━━━━━ Given data ━━━━━
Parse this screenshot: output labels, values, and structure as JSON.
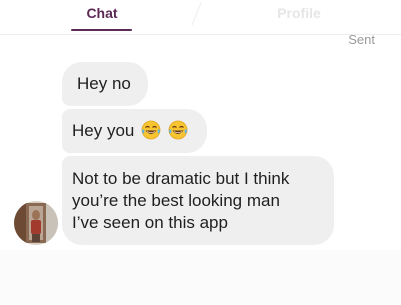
{
  "tabs": [
    {
      "label": "Chat",
      "active": true
    },
    {
      "label": "Profile",
      "active": false
    }
  ],
  "status": {
    "sent": "Sent"
  },
  "messages": [
    {
      "text": "Hey no"
    },
    {
      "text": "Hey you",
      "emoji": [
        "tears-of-joy-emoji",
        "tears-of-joy-emoji"
      ]
    },
    {
      "lines": [
        "Not to be dramatic but I think",
        "you’re the best looking man",
        "I’ve seen on this app"
      ]
    }
  ],
  "colors": {
    "accent": "#5b2a55",
    "bubble": "#efefef",
    "inactive_tab": "#e6e6e6",
    "status_text": "#9a9a9a"
  }
}
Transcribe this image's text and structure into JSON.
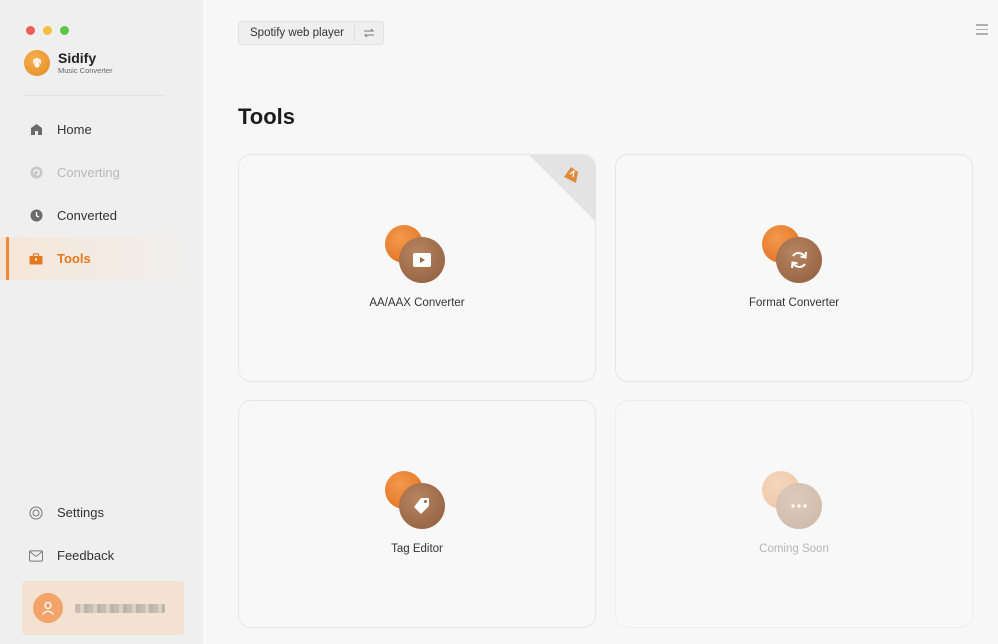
{
  "window": {
    "controls": [
      "close",
      "minimize",
      "zoom"
    ]
  },
  "brand": {
    "name": "Sidify",
    "subtitle": "Music Converter",
    "logo_icon": "sidify-logo-icon",
    "accent": "#e4781f"
  },
  "sidebar": {
    "items": [
      {
        "label": "Home",
        "icon": "home-icon",
        "state": "normal"
      },
      {
        "label": "Converting",
        "icon": "converting-icon",
        "state": "disabled"
      },
      {
        "label": "Converted",
        "icon": "clock-icon",
        "state": "normal"
      },
      {
        "label": "Tools",
        "icon": "toolbox-icon",
        "state": "active"
      }
    ],
    "bottom_items": [
      {
        "label": "Settings",
        "icon": "gear-icon"
      },
      {
        "label": "Feedback",
        "icon": "mail-icon"
      }
    ]
  },
  "user": {
    "avatar_icon": "user-avatar-icon"
  },
  "topbar": {
    "source_label": "Spotify web player",
    "switch_icon": "swap-arrows-icon",
    "menu_icon": "hamburger-menu-icon"
  },
  "main": {
    "title": "Tools",
    "tools": [
      {
        "label": "AA/AAX Converter",
        "icon": "play-video-icon",
        "badge": "new-corner-badge"
      },
      {
        "label": "Format Converter",
        "icon": "refresh-icon"
      },
      {
        "label": "Tag Editor",
        "icon": "tag-icon"
      },
      {
        "label": "Coming Soon",
        "icon": "more-dots-icon",
        "disabled": true
      }
    ]
  }
}
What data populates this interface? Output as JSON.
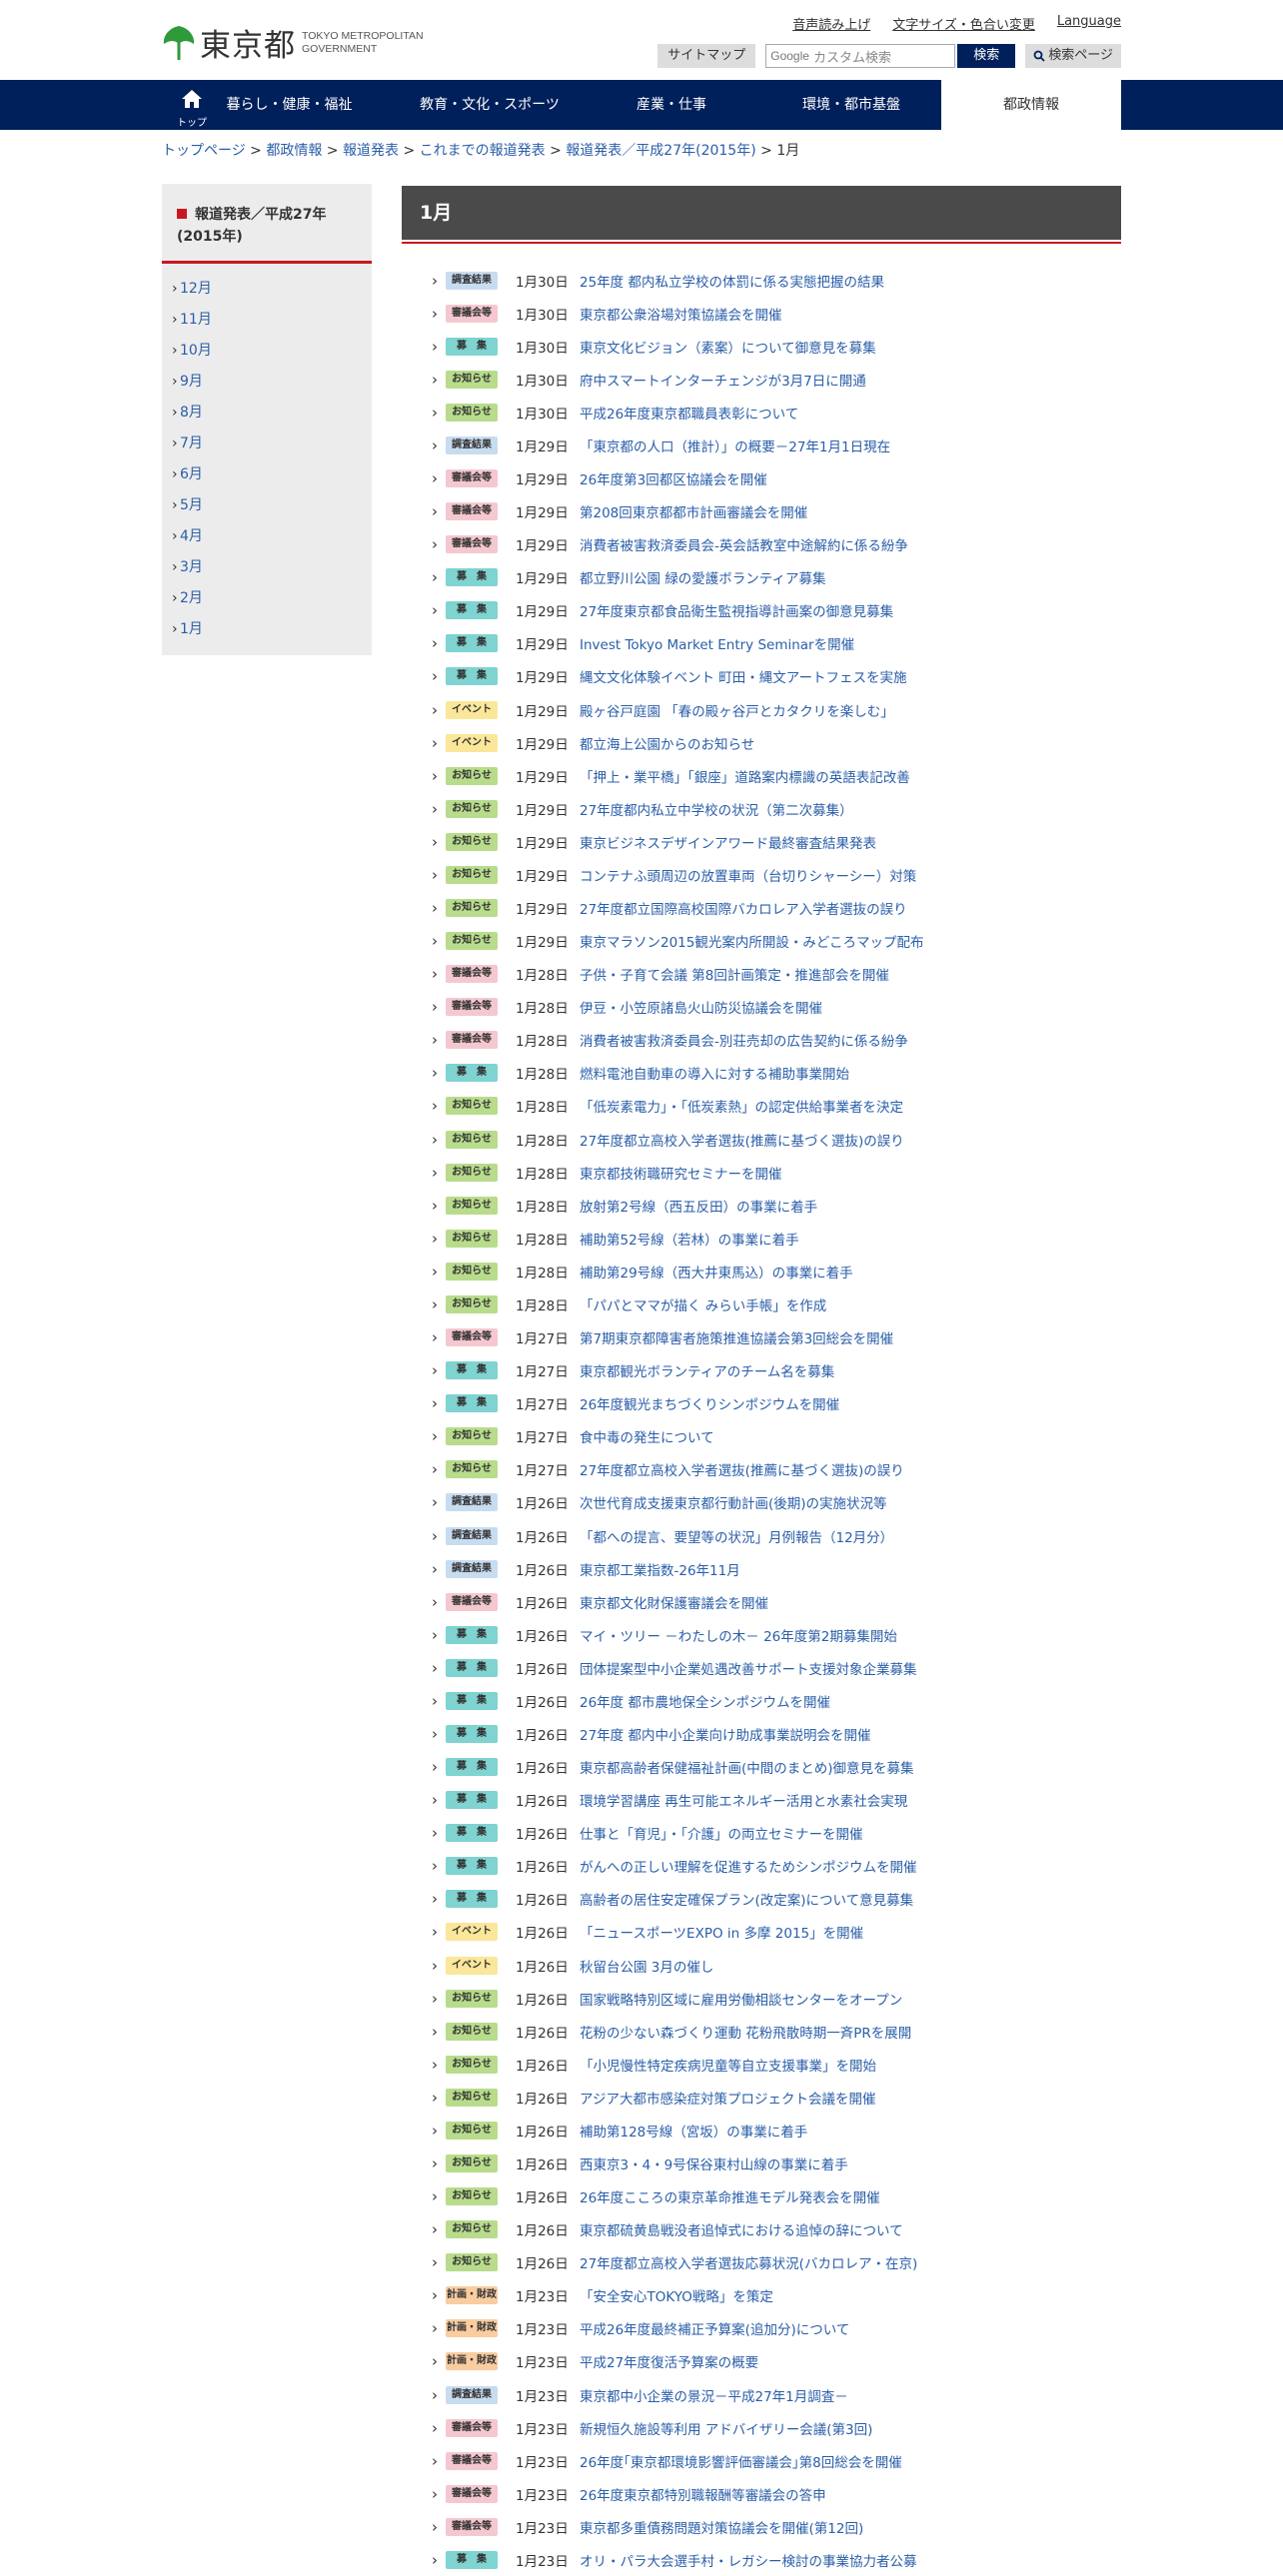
{
  "header": {
    "logo_jp": "東京都",
    "logo_en_1": "TOKYO METROPOLITAN",
    "logo_en_2": "GOVERNMENT",
    "links": [
      "音声読み上げ",
      "文字サイズ・色合い変更",
      "Language"
    ],
    "sitemap": "サイトマップ",
    "search_brand": "Google",
    "search_placeholder": "カスタム検索",
    "search_button": "検索",
    "search_page": "検索ページ"
  },
  "nav": {
    "home_label": "トップ",
    "items": [
      "暮らし・健康・福祉",
      "教育・文化・スポーツ",
      "産業・仕事",
      "環境・都市基盤",
      "都政情報"
    ]
  },
  "breadcrumb": [
    "トップページ",
    "都政情報",
    "報道発表",
    "これまでの報道発表",
    "報道発表／平成27年(2015年)",
    "1月"
  ],
  "sidebar": {
    "title": "報道発表／平成27年(2015年)",
    "months": [
      "12月",
      "11月",
      "10月",
      "9月",
      "8月",
      "7月",
      "6月",
      "5月",
      "4月",
      "3月",
      "2月",
      "1月"
    ]
  },
  "main": {
    "title": "1月"
  },
  "categories": {
    "research": {
      "label": "調査結果",
      "color": "#c8dcf0"
    },
    "council": {
      "label": "審議会等",
      "color": "#f5c8cf"
    },
    "recruit": {
      "label": "募　集",
      "color": "#7fd3d0"
    },
    "notice": {
      "label": "お知らせ",
      "color": "#b8dc8c"
    },
    "event": {
      "label": "イベント",
      "color": "#fbe79a"
    },
    "plan": {
      "label": "計画・財政",
      "color": "#f9cda0"
    }
  },
  "items": [
    {
      "c": "research",
      "d": "1月30日",
      "t": "25年度 都内私立学校の体罰に係る実態把握の結果"
    },
    {
      "c": "council",
      "d": "1月30日",
      "t": "東京都公衆浴場対策協議会を開催"
    },
    {
      "c": "recruit",
      "d": "1月30日",
      "t": "東京文化ビジョン（素案）について御意見を募集"
    },
    {
      "c": "notice",
      "d": "1月30日",
      "t": "府中スマートインターチェンジが3月7日に開通"
    },
    {
      "c": "notice",
      "d": "1月30日",
      "t": "平成26年度東京都職員表彰について"
    },
    {
      "c": "research",
      "d": "1月29日",
      "t": "「東京都の人口（推計）」の概要－27年1月1日現在"
    },
    {
      "c": "council",
      "d": "1月29日",
      "t": "26年度第3回都区協議会を開催"
    },
    {
      "c": "council",
      "d": "1月29日",
      "t": "第208回東京都都市計画審議会を開催"
    },
    {
      "c": "council",
      "d": "1月29日",
      "t": "消費者被害救済委員会-英会話教室中途解約に係る紛争"
    },
    {
      "c": "recruit",
      "d": "1月29日",
      "t": "都立野川公園 緑の愛護ボランティア募集"
    },
    {
      "c": "recruit",
      "d": "1月29日",
      "t": "27年度東京都食品衛生監視指導計画案の御意見募集"
    },
    {
      "c": "recruit",
      "d": "1月29日",
      "t": "Invest Tokyo Market Entry Seminarを開催"
    },
    {
      "c": "recruit",
      "d": "1月29日",
      "t": "縄文文化体験イベント 町田・縄文アートフェスを実施"
    },
    {
      "c": "event",
      "d": "1月29日",
      "t": "殿ヶ谷戸庭園 「春の殿ヶ谷戸とカタクリを楽しむ」"
    },
    {
      "c": "event",
      "d": "1月29日",
      "t": "都立海上公園からのお知らせ"
    },
    {
      "c": "notice",
      "d": "1月29日",
      "t": "「押上・業平橋」「銀座」道路案内標識の英語表記改善"
    },
    {
      "c": "notice",
      "d": "1月29日",
      "t": "27年度都内私立中学校の状況（第二次募集）"
    },
    {
      "c": "notice",
      "d": "1月29日",
      "t": "東京ビジネスデザインアワード最終審査結果発表"
    },
    {
      "c": "notice",
      "d": "1月29日",
      "t": "コンテナふ頭周辺の放置車両（台切りシャーシー）対策"
    },
    {
      "c": "notice",
      "d": "1月29日",
      "t": "27年度都立国際高校国際バカロレア入学者選抜の誤り"
    },
    {
      "c": "notice",
      "d": "1月29日",
      "t": "東京マラソン2015観光案内所開設・みどころマップ配布"
    },
    {
      "c": "council",
      "d": "1月28日",
      "t": "子供・子育て会議 第8回計画策定・推進部会を開催"
    },
    {
      "c": "council",
      "d": "1月28日",
      "t": "伊豆・小笠原諸島火山防災協議会を開催"
    },
    {
      "c": "council",
      "d": "1月28日",
      "t": "消費者被害救済委員会-別荘売却の広告契約に係る紛争"
    },
    {
      "c": "recruit",
      "d": "1月28日",
      "t": "燃料電池自動車の導入に対する補助事業開始"
    },
    {
      "c": "notice",
      "d": "1月28日",
      "t": "「低炭素電力」・「低炭素熱」の認定供給事業者を決定"
    },
    {
      "c": "notice",
      "d": "1月28日",
      "t": "27年度都立高校入学者選抜(推薦に基づく選抜)の誤り"
    },
    {
      "c": "notice",
      "d": "1月28日",
      "t": "東京都技術職研究セミナーを開催"
    },
    {
      "c": "notice",
      "d": "1月28日",
      "t": "放射第2号線（西五反田）の事業に着手"
    },
    {
      "c": "notice",
      "d": "1月28日",
      "t": "補助第52号線（若林）の事業に着手"
    },
    {
      "c": "notice",
      "d": "1月28日",
      "t": "補助第29号線（西大井東馬込）の事業に着手"
    },
    {
      "c": "notice",
      "d": "1月28日",
      "t": "「パパとママが描く みらい手帳」を作成"
    },
    {
      "c": "council",
      "d": "1月27日",
      "t": "第7期東京都障害者施策推進協議会第3回総会を開催"
    },
    {
      "c": "recruit",
      "d": "1月27日",
      "t": "東京都観光ボランティアのチーム名を募集"
    },
    {
      "c": "recruit",
      "d": "1月27日",
      "t": "26年度観光まちづくりシンポジウムを開催"
    },
    {
      "c": "notice",
      "d": "1月27日",
      "t": "食中毒の発生について"
    },
    {
      "c": "notice",
      "d": "1月27日",
      "t": "27年度都立高校入学者選抜(推薦に基づく選抜)の誤り"
    },
    {
      "c": "research",
      "d": "1月26日",
      "t": "次世代育成支援東京都行動計画(後期)の実施状況等"
    },
    {
      "c": "research",
      "d": "1月26日",
      "t": "「都への提言、要望等の状況」月例報告（12月分）"
    },
    {
      "c": "research",
      "d": "1月26日",
      "t": "東京都工業指数-26年11月"
    },
    {
      "c": "council",
      "d": "1月26日",
      "t": "東京都文化財保護審議会を開催"
    },
    {
      "c": "recruit",
      "d": "1月26日",
      "t": "マイ・ツリー －わたしの木－ 26年度第2期募集開始"
    },
    {
      "c": "recruit",
      "d": "1月26日",
      "t": "団体提案型中小企業処遇改善サポート支援対象企業募集"
    },
    {
      "c": "recruit",
      "d": "1月26日",
      "t": "26年度 都市農地保全シンポジウムを開催"
    },
    {
      "c": "recruit",
      "d": "1月26日",
      "t": "27年度 都内中小企業向け助成事業説明会を開催"
    },
    {
      "c": "recruit",
      "d": "1月26日",
      "t": "東京都高齢者保健福祉計画(中間のまとめ)御意見を募集"
    },
    {
      "c": "recruit",
      "d": "1月26日",
      "t": "環境学習講座 再生可能エネルギー活用と水素社会実現"
    },
    {
      "c": "recruit",
      "d": "1月26日",
      "t": "仕事と「育児」・「介護」の両立セミナーを開催"
    },
    {
      "c": "recruit",
      "d": "1月26日",
      "t": "がんへの正しい理解を促進するためシンポジウムを開催"
    },
    {
      "c": "recruit",
      "d": "1月26日",
      "t": "高齢者の居住安定確保プラン(改定案)について意見募集"
    },
    {
      "c": "event",
      "d": "1月26日",
      "t": "「ニュースポーツEXPO in 多摩 2015」を開催"
    },
    {
      "c": "event",
      "d": "1月26日",
      "t": "秋留台公園 3月の催し"
    },
    {
      "c": "notice",
      "d": "1月26日",
      "t": "国家戦略特別区域に雇用労働相談センターをオープン"
    },
    {
      "c": "notice",
      "d": "1月26日",
      "t": "花粉の少ない森づくり運動 花粉飛散時期一斉PRを展開"
    },
    {
      "c": "notice",
      "d": "1月26日",
      "t": "「小児慢性特定疾病児童等自立支援事業」を開始"
    },
    {
      "c": "notice",
      "d": "1月26日",
      "t": "アジア大都市感染症対策プロジェクト会議を開催"
    },
    {
      "c": "notice",
      "d": "1月26日",
      "t": "補助第128号線（宮坂）の事業に着手"
    },
    {
      "c": "notice",
      "d": "1月26日",
      "t": "西東京3・4・9号保谷東村山線の事業に着手"
    },
    {
      "c": "notice",
      "d": "1月26日",
      "t": "26年度こころの東京革命推進モデル発表会を開催"
    },
    {
      "c": "notice",
      "d": "1月26日",
      "t": "東京都硫黄島戦没者追悼式における追悼の辞について"
    },
    {
      "c": "notice",
      "d": "1月26日",
      "t": "27年度都立高校入学者選抜応募状況(バカロレア・在京)"
    },
    {
      "c": "plan",
      "d": "1月23日",
      "t": "「安全安心TOKYO戦略」を策定"
    },
    {
      "c": "plan",
      "d": "1月23日",
      "t": "平成26年度最終補正予算案(追加分)について"
    },
    {
      "c": "plan",
      "d": "1月23日",
      "t": "平成27年度復活予算案の概要"
    },
    {
      "c": "research",
      "d": "1月23日",
      "t": "東京都中小企業の景況－平成27年1月調査－"
    },
    {
      "c": "council",
      "d": "1月23日",
      "t": "新規恒久施設等利用 アドバイザリー会議(第3回)"
    },
    {
      "c": "council",
      "d": "1月23日",
      "t": "26年度｢東京都環境影響評価審議会｣第8回総会を開催"
    },
    {
      "c": "council",
      "d": "1月23日",
      "t": "26年度東京都特別職報酬等審議会の答申"
    },
    {
      "c": "council",
      "d": "1月23日",
      "t": "東京都多重債務問題対策協議会を開催(第12回)"
    },
    {
      "c": "recruit",
      "d": "1月23日",
      "t": "オリ・パラ大会選手村・レガシー検討の事業協力者公募"
    }
  ]
}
━━━━━
* Exercise directions: Where a line contains the string "structure", extract that line.

* Exercise solution:
Parse this screenshot: output labels, values, and structure as JSON.
Transcribe this image's text and structure into JSON.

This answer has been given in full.